Exercise >>
Check each line of the entries below for the string "have"; copy every line where it appears.

Records from a collection:
----------------
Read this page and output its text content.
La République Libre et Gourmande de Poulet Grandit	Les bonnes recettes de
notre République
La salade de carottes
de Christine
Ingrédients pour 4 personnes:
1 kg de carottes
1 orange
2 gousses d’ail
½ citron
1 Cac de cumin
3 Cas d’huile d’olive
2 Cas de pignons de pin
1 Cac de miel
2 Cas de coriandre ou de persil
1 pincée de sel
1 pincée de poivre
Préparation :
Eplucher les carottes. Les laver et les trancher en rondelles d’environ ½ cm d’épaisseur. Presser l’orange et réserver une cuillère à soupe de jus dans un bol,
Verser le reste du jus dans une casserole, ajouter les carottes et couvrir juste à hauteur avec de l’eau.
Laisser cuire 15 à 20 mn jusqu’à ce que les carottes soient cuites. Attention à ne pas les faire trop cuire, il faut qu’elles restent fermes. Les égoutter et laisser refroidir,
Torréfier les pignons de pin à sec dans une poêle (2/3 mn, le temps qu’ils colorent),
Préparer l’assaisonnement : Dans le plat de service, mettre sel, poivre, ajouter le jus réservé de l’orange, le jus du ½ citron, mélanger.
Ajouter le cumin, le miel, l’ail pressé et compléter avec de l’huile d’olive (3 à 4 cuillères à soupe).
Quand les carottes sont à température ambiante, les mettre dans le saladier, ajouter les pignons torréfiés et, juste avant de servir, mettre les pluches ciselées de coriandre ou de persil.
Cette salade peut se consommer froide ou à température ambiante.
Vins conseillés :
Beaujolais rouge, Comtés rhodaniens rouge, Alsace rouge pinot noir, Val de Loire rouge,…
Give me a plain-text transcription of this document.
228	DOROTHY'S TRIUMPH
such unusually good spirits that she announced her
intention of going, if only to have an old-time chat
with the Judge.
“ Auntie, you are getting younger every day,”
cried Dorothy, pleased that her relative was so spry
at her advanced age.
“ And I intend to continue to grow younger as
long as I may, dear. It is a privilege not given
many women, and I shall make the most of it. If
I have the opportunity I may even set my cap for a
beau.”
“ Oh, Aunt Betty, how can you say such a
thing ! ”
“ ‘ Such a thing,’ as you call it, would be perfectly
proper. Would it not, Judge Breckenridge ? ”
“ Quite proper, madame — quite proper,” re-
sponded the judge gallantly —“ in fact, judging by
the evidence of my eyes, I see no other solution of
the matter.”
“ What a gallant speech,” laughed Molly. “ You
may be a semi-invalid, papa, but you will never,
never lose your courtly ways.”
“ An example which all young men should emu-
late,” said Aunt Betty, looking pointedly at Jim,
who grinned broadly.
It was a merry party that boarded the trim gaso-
----------------
Written response >>
intention of going, if only to have an old-time chat
I have the opportunity I may even set my cap for a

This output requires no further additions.